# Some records
┏━━
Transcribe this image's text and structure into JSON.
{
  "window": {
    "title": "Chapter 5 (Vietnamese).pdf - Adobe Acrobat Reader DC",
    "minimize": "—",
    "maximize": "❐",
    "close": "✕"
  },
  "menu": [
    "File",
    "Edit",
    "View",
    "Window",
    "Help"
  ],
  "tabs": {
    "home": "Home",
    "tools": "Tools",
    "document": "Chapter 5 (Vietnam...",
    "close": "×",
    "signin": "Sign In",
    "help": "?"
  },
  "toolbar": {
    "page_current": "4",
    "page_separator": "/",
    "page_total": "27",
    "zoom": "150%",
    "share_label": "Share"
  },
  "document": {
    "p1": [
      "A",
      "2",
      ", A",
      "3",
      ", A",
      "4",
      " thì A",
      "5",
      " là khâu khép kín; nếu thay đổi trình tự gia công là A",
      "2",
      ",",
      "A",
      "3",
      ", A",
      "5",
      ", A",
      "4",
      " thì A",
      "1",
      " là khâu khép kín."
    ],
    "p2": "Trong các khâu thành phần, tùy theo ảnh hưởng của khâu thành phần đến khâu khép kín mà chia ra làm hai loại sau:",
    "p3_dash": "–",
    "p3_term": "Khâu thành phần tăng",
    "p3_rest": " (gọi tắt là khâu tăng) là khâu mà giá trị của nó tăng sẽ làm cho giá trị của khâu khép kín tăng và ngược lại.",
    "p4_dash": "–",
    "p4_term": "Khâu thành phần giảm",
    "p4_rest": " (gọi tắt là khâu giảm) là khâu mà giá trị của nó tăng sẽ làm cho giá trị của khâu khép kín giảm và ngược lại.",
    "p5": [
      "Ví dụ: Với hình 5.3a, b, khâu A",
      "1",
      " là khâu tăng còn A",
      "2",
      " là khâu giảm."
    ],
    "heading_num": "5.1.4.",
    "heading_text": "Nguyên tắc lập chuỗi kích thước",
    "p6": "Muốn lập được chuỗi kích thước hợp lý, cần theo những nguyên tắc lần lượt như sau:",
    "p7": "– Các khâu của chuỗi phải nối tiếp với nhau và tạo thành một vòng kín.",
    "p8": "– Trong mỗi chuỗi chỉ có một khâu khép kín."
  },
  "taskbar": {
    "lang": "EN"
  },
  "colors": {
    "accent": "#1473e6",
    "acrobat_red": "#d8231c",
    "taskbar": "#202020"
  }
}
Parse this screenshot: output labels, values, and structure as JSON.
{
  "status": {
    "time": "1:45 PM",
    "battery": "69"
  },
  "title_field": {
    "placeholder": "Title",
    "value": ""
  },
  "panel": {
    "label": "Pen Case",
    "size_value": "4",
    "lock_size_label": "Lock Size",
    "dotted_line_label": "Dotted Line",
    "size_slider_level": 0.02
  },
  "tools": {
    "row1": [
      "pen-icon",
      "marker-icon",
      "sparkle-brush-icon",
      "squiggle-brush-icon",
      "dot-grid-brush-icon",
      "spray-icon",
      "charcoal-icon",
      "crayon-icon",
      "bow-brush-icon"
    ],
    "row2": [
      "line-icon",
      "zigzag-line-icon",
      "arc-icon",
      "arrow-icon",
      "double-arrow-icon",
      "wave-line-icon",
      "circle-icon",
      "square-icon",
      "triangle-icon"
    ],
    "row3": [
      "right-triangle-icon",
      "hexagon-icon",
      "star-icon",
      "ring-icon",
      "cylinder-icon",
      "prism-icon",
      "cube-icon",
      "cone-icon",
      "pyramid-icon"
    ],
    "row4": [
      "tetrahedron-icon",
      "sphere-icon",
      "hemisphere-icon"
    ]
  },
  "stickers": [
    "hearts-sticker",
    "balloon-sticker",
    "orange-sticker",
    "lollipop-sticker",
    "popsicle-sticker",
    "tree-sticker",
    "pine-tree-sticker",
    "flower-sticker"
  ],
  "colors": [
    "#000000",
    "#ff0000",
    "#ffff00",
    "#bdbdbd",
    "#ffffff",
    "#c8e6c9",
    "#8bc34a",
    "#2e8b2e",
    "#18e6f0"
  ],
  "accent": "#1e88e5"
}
┗━━
# WORK REQUIRED
Count the lines in the records above that contain the word "thành", and reply with only that number.

# THE REPLY
4